- Exercise objective
Please write the listing below out again exactly, leaving every picture behind.

- Study material

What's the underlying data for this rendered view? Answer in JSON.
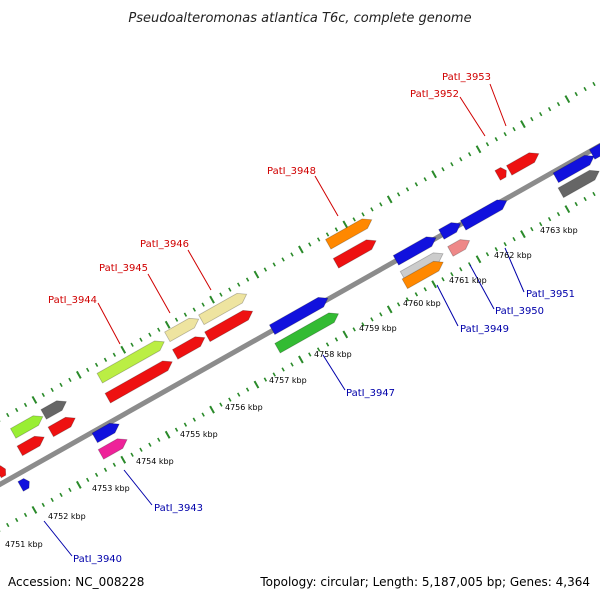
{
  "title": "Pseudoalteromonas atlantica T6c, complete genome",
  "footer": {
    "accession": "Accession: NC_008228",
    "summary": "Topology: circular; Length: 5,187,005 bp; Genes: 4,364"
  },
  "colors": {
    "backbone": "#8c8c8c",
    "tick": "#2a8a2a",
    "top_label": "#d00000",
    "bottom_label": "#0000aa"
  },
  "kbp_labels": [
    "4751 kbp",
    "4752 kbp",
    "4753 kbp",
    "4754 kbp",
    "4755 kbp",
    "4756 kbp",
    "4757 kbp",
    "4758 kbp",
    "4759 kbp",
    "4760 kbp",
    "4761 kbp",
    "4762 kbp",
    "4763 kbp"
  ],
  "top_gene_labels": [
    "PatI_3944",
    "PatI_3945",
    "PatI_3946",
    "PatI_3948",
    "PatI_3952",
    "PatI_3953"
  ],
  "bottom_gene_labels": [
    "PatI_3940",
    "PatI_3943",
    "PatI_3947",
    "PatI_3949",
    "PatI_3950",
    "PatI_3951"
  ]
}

- Written solution
What's the underlying data for this rendered view? Answer in JSON.
{
  "title": "Pseudoalteromonas atlantica T6c, complete genome",
  "footer": {
    "accession": "Accession: NC_008228",
    "summary": "Topology: circular; Length: 5,187,005 bp; Genes: 4,364"
  },
  "colors": {
    "backbone": "#8c8c8c",
    "tick": "#2a8a2a",
    "top_label": "#d00000",
    "bottom_label": "#0000aa"
  },
  "kbp_labels": [
    "4751 kbp",
    "4752 kbp",
    "4753 kbp",
    "4754 kbp",
    "4755 kbp",
    "4756 kbp",
    "4757 kbp",
    "4758 kbp",
    "4759 kbp",
    "4760 kbp",
    "4761 kbp",
    "4762 kbp",
    "4763 kbp"
  ],
  "top_gene_labels": [
    "PatI_3944",
    "PatI_3945",
    "PatI_3946",
    "PatI_3948",
    "PatI_3952",
    "PatI_3953"
  ],
  "bottom_gene_labels": [
    "PatI_3940",
    "PatI_3943",
    "PatI_3947",
    "PatI_3949",
    "PatI_3950",
    "PatI_3951"
  ]
}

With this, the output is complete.